[Dataset records]
>> Begin

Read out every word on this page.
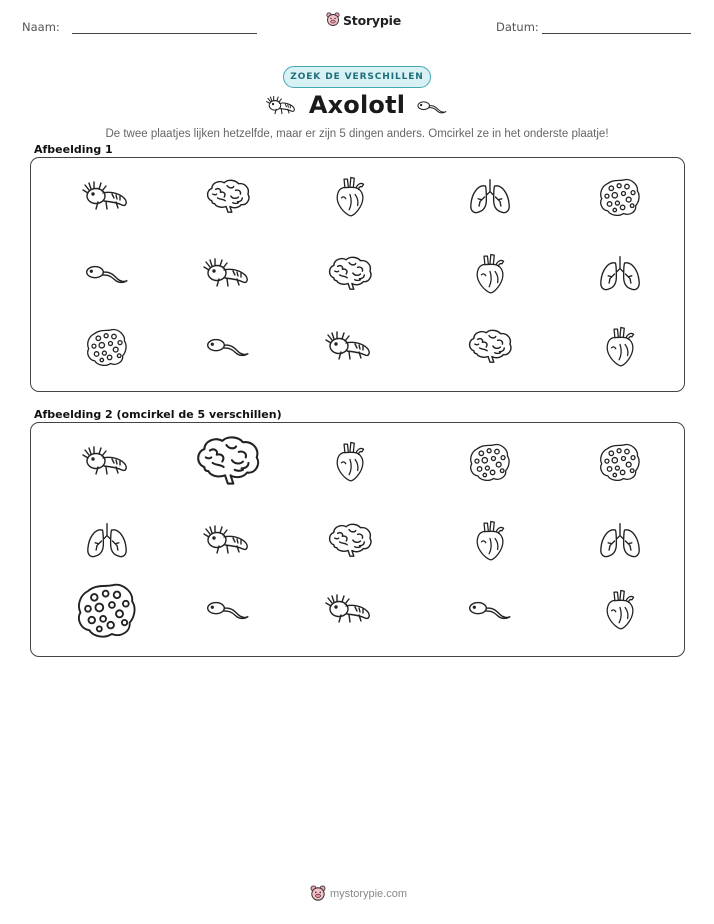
Naam:	Storypie	Datum:
ZOEK DE VERSCHILLEN
Axolotl
De twee plaatjes lijken hetzelfde, maar er zijn 5 dingen anders. Omcirkel ze in het onderste plaatje!
Afbeelding 1
Afbeelding 2 (omcirkel de 5 verschillen)
mystorypie.com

>> End

Return each line exactly as written. Any picture gets left out.

Read out every word on this page.
Naam:	Storypie	Datum:
ZOEK DE VERSCHILLEN
Axolotl
De twee plaatjes lijken hetzelfde, maar er zijn 5 dingen anders. Omcirkel ze in het onderste plaatje!
Afbeelding 1
Afbeelding 2 (omcirkel de 5 verschillen)
mystorypie.com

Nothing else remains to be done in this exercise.